Aim:
Find and return each line containing "screenshot".

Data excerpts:

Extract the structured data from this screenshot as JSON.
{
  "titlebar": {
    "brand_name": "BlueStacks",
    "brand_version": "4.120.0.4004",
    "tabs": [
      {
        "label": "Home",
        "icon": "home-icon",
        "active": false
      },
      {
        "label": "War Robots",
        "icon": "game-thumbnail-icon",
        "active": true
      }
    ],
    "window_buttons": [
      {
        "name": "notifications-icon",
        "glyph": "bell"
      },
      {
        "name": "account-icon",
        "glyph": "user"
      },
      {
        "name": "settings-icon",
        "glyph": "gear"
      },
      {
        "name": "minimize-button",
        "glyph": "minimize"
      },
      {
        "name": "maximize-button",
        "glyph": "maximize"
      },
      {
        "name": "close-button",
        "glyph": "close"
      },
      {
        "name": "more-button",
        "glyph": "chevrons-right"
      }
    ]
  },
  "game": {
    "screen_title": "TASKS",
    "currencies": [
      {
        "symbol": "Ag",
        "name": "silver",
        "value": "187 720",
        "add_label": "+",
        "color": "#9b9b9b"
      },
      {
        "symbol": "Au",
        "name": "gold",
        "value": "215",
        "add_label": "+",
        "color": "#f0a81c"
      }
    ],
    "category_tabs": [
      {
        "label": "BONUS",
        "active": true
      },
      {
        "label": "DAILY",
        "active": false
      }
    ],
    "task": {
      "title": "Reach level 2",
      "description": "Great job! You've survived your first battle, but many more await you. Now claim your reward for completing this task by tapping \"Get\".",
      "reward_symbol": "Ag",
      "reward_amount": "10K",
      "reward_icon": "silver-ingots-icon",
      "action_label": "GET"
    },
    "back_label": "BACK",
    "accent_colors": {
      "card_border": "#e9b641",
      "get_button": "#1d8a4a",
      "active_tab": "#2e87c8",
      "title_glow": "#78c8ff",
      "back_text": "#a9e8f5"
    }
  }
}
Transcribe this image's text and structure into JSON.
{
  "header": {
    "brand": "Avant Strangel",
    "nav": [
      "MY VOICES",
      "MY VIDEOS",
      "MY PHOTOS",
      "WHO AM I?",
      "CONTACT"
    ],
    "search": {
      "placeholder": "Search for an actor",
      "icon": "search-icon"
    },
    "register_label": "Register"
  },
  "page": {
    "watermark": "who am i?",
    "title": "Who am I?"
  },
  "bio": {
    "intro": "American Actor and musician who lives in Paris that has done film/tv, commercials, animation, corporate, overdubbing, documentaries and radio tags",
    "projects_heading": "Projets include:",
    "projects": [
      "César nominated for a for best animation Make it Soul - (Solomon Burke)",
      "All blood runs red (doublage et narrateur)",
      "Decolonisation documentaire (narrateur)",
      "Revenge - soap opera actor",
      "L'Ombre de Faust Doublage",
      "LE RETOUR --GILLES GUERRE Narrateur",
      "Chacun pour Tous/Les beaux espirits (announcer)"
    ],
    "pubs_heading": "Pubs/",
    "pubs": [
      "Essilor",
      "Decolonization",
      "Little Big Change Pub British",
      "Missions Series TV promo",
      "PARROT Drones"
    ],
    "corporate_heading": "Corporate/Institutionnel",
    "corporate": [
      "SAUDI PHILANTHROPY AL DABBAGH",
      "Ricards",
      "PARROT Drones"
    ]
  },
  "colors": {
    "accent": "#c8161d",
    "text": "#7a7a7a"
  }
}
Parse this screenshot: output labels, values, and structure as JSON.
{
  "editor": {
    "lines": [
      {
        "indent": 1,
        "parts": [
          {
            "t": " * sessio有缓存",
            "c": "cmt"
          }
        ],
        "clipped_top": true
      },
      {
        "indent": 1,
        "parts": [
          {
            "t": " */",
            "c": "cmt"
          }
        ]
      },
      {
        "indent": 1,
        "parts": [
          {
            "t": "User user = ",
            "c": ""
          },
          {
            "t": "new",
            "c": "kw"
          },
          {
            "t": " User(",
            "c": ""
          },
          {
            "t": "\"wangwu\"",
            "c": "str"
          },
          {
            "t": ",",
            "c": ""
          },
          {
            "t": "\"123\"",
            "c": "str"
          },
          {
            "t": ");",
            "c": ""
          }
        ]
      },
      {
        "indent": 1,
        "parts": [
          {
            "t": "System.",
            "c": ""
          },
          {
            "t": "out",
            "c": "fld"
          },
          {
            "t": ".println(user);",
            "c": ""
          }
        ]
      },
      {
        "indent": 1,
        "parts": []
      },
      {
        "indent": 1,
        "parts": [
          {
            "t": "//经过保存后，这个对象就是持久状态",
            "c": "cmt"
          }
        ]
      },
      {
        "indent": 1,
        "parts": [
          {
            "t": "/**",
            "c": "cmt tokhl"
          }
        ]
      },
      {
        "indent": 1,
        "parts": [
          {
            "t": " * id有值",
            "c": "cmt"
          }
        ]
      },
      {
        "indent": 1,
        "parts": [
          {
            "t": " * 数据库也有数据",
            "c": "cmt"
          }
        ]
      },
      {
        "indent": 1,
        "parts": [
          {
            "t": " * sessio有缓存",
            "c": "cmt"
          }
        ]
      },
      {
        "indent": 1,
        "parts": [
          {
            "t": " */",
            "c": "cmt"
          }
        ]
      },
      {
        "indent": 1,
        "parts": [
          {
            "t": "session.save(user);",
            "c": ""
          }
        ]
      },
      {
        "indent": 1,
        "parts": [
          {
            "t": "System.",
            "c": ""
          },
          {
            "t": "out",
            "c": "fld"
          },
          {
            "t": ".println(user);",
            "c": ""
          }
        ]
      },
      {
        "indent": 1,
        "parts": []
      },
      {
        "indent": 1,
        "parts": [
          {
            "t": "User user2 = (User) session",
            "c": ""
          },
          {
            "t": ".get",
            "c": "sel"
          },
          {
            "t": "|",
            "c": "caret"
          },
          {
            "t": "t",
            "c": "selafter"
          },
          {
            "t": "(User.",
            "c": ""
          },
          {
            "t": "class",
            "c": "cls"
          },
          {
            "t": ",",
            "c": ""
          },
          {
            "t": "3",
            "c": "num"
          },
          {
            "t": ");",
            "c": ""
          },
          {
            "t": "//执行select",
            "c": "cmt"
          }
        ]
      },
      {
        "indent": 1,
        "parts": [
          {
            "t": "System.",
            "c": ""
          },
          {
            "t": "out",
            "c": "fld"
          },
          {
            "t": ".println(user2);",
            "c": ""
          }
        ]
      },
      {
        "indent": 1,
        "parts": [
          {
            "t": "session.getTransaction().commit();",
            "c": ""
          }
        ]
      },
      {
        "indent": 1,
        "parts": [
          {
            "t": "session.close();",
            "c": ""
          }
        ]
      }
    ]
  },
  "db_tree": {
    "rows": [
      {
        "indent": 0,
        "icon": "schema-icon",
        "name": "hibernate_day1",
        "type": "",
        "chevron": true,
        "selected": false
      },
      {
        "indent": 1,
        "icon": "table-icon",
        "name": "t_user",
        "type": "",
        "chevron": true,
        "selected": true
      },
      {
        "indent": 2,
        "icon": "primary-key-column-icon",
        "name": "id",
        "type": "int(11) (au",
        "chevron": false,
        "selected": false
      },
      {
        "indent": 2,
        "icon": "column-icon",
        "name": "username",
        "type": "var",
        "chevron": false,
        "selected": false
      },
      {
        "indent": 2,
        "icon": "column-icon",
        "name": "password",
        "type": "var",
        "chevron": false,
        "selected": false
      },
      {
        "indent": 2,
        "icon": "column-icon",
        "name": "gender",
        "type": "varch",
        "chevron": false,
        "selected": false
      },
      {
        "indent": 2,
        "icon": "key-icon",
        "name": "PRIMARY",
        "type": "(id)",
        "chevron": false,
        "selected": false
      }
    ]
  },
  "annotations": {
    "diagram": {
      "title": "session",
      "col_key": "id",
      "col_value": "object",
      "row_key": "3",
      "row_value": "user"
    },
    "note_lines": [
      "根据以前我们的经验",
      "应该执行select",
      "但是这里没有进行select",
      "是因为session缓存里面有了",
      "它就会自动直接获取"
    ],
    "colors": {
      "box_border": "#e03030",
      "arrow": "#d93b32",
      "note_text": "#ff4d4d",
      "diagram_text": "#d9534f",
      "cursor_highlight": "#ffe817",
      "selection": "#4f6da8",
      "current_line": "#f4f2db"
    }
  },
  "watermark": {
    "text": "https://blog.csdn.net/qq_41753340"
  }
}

Full output:
Extract the structured data from this screenshot as JSON.
Parse this screenshot: output labels, values, and structure as JSON.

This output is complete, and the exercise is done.